## start
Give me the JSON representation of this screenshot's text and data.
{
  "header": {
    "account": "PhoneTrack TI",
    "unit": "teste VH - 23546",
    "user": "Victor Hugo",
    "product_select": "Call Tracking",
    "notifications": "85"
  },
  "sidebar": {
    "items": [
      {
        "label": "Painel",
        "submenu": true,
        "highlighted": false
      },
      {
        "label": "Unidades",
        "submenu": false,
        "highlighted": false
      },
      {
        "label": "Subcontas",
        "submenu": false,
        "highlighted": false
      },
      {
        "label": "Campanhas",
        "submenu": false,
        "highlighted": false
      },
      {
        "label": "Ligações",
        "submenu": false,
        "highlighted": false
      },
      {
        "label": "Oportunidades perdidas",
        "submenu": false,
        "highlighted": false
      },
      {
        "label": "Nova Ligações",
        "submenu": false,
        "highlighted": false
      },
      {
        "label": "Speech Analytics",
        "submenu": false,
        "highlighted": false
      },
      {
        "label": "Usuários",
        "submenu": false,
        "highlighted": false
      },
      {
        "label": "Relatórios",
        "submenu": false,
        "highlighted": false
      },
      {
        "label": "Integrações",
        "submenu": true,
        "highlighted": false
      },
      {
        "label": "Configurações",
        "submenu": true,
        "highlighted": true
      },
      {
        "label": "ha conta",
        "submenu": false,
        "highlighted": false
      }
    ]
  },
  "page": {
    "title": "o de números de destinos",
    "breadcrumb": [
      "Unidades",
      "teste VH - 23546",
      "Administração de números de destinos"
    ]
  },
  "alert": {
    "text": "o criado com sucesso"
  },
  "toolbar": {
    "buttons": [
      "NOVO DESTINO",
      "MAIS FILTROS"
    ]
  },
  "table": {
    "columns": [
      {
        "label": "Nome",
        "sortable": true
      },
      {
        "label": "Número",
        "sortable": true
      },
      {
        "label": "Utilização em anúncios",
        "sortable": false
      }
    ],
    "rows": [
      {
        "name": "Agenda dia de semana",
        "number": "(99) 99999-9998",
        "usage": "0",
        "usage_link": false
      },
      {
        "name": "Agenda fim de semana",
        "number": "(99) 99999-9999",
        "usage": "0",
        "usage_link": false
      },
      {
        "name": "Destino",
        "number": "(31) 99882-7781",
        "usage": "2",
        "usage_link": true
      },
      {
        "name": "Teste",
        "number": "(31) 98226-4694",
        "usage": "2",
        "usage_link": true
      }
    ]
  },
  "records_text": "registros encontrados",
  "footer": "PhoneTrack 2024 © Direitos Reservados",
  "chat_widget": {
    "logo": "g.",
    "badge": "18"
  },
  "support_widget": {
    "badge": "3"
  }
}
## end
» STATED PROBLEM
Write the listing out again, exactly as shown above.

» ANSWER
Give me the JSON representation of this screenshot's text and data.
{
  "header": {
    "account": "PhoneTrack TI",
    "unit": "teste VH - 23546",
    "user": "Victor Hugo",
    "product_select": "Call Tracking",
    "notifications": "85"
  },
  "sidebar": {
    "items": [
      {
        "label": "Painel",
        "submenu": true,
        "highlighted": false
      },
      {
        "label": "Unidades",
        "submenu": false,
        "highlighted": false
      },
      {
        "label": "Subcontas",
        "submenu": false,
        "highlighted": false
      },
      {
        "label": "Campanhas",
        "submenu": false,
        "highlighted": false
      },
      {
        "label": "Ligações",
        "submenu": false,
        "highlighted": false
      },
      {
        "label": "Oportunidades perdidas",
        "submenu": false,
        "highlighted": false
      },
      {
        "label": "Nova Ligações",
        "submenu": false,
        "highlighted": false
      },
      {
        "label": "Speech Analytics",
        "submenu": false,
        "highlighted": false
      },
      {
        "label": "Usuários",
        "submenu": false,
        "highlighted": false
      },
      {
        "label": "Relatórios",
        "submenu": false,
        "highlighted": false
      },
      {
        "label": "Integrações",
        "submenu": true,
        "highlighted": false
      },
      {
        "label": "Configurações",
        "submenu": true,
        "highlighted": true
      },
      {
        "label": "ha conta",
        "submenu": false,
        "highlighted": false
      }
    ]
  },
  "page": {
    "title": "o de números de destinos",
    "breadcrumb": [
      "Unidades",
      "teste VH - 23546",
      "Administração de números de destinos"
    ]
  },
  "alert": {
    "text": "o criado com sucesso"
  },
  "toolbar": {
    "buttons": [
      "NOVO DESTINO",
      "MAIS FILTROS"
    ]
  },
  "table": {
    "columns": [
      {
        "label": "Nome",
        "sortable": true
      },
      {
        "label": "Número",
        "sortable": true
      },
      {
        "label": "Utilização em anúncios",
        "sortable": false
      }
    ],
    "rows": [
      {
        "name": "Agenda dia de semana",
        "number": "(99) 99999-9998",
        "usage": "0",
        "usage_link": false
      },
      {
        "name": "Agenda fim de semana",
        "number": "(99) 99999-9999",
        "usage": "0",
        "usage_link": false
      },
      {
        "name": "Destino",
        "number": "(31) 99882-7781",
        "usage": "2",
        "usage_link": true
      },
      {
        "name": "Teste",
        "number": "(31) 98226-4694",
        "usage": "2",
        "usage_link": true
      }
    ]
  },
  "records_text": "registros encontrados",
  "footer": "PhoneTrack 2024 © Direitos Reservados",
  "chat_widget": {
    "logo": "g.",
    "badge": "18"
  },
  "support_widget": {
    "badge": "3"
  }
}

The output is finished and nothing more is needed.